Which lines below hold the word "title"? Copy all of them.

── Exercise materials

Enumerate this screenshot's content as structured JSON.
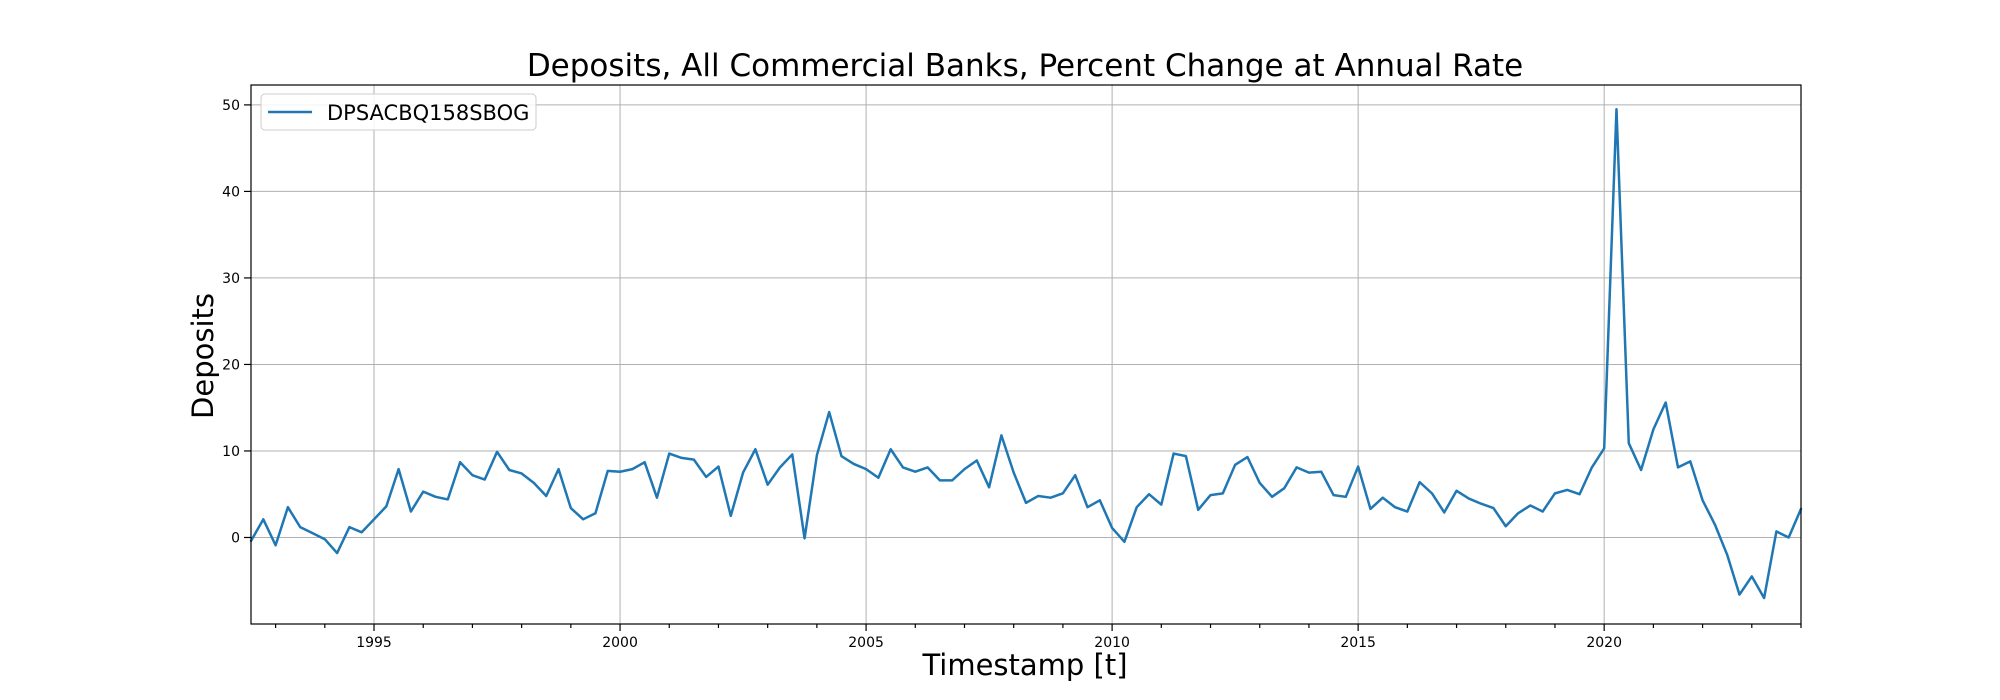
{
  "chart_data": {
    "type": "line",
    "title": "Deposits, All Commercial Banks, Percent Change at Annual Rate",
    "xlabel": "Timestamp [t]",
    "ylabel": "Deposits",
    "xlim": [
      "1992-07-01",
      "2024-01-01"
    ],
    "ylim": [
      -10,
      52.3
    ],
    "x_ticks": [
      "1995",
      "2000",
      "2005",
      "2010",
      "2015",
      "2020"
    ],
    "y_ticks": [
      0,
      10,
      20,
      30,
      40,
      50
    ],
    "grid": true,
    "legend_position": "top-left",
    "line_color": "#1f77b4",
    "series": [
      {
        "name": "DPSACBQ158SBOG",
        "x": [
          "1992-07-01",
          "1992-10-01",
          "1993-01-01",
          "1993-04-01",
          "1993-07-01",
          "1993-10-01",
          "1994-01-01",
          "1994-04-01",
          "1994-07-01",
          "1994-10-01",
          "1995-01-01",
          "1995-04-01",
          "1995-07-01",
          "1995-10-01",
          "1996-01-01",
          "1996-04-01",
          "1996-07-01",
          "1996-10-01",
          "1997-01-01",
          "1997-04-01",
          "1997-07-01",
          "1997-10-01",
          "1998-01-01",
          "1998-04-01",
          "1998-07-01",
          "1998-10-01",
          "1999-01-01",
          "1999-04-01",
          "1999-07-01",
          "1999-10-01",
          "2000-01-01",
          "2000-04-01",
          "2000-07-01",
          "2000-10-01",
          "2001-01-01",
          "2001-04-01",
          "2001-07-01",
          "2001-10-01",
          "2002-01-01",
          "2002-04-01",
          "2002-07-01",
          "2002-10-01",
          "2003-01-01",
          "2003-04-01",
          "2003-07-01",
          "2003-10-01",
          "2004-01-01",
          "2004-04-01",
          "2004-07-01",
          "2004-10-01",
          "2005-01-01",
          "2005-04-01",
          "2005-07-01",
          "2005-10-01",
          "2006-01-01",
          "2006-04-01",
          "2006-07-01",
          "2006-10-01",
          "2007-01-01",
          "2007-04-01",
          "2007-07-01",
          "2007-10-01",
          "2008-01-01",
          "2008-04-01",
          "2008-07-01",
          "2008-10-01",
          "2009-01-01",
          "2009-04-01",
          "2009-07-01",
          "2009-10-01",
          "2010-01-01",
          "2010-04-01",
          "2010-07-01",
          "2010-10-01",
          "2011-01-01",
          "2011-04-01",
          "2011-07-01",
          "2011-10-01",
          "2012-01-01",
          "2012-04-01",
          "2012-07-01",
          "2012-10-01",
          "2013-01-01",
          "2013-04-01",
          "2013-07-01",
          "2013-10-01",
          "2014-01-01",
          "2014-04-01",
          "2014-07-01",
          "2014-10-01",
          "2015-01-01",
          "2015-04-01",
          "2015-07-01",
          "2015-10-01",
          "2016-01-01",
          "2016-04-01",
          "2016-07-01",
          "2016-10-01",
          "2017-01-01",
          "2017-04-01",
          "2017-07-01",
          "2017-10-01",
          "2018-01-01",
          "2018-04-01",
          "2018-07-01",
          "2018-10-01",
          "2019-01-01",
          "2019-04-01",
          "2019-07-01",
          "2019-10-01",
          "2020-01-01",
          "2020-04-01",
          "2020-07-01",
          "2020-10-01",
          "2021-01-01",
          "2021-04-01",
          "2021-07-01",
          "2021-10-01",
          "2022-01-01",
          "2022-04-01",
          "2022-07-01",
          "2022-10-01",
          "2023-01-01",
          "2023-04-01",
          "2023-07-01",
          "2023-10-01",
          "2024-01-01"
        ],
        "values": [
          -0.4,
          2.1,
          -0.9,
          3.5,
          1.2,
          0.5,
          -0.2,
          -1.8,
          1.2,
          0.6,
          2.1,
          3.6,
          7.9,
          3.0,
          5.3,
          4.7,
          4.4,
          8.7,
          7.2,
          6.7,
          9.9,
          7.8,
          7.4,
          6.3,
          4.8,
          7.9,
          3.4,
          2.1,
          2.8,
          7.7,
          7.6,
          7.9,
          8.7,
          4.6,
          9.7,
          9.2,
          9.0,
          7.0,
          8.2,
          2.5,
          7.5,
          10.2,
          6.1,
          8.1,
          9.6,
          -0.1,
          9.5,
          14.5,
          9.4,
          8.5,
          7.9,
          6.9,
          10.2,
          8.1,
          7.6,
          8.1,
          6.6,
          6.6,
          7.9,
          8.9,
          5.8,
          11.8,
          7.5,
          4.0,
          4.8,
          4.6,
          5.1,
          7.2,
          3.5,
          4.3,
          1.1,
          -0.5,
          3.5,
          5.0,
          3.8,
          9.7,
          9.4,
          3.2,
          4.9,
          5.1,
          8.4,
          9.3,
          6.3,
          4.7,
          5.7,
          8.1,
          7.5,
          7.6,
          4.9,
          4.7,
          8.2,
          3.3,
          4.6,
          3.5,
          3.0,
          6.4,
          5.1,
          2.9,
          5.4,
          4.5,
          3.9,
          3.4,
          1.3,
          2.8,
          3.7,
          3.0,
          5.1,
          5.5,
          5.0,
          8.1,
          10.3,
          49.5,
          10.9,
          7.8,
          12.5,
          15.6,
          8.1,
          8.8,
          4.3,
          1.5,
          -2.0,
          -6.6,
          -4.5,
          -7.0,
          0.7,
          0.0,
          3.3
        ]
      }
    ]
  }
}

────
── Exercise materials

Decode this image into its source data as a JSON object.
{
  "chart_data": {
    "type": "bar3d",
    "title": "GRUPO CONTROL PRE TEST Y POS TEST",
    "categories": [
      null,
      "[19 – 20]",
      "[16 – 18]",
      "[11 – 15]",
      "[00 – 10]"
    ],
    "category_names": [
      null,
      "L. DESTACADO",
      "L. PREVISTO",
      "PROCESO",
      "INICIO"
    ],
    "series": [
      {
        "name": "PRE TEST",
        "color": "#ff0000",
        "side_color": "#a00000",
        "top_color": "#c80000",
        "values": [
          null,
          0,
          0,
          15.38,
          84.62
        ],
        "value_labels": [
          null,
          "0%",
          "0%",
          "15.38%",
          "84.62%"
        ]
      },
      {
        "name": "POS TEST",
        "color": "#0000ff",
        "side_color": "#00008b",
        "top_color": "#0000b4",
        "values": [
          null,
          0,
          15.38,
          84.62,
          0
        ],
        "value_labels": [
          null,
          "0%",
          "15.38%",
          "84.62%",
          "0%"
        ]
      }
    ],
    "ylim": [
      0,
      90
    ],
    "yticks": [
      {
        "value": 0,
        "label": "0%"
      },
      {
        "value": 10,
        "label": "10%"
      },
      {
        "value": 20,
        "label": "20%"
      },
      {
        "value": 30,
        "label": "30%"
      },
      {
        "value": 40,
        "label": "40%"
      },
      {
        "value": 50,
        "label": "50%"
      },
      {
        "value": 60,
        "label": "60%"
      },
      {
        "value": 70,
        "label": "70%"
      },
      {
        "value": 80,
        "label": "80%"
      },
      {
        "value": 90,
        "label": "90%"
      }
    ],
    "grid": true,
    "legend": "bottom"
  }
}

────

▶ [Full output]:
    "title": "Deposits, All Commercial Banks, Percent Change at Annual Rate",
    "title": "GRUPO CONTROL PRE TEST Y POS TEST",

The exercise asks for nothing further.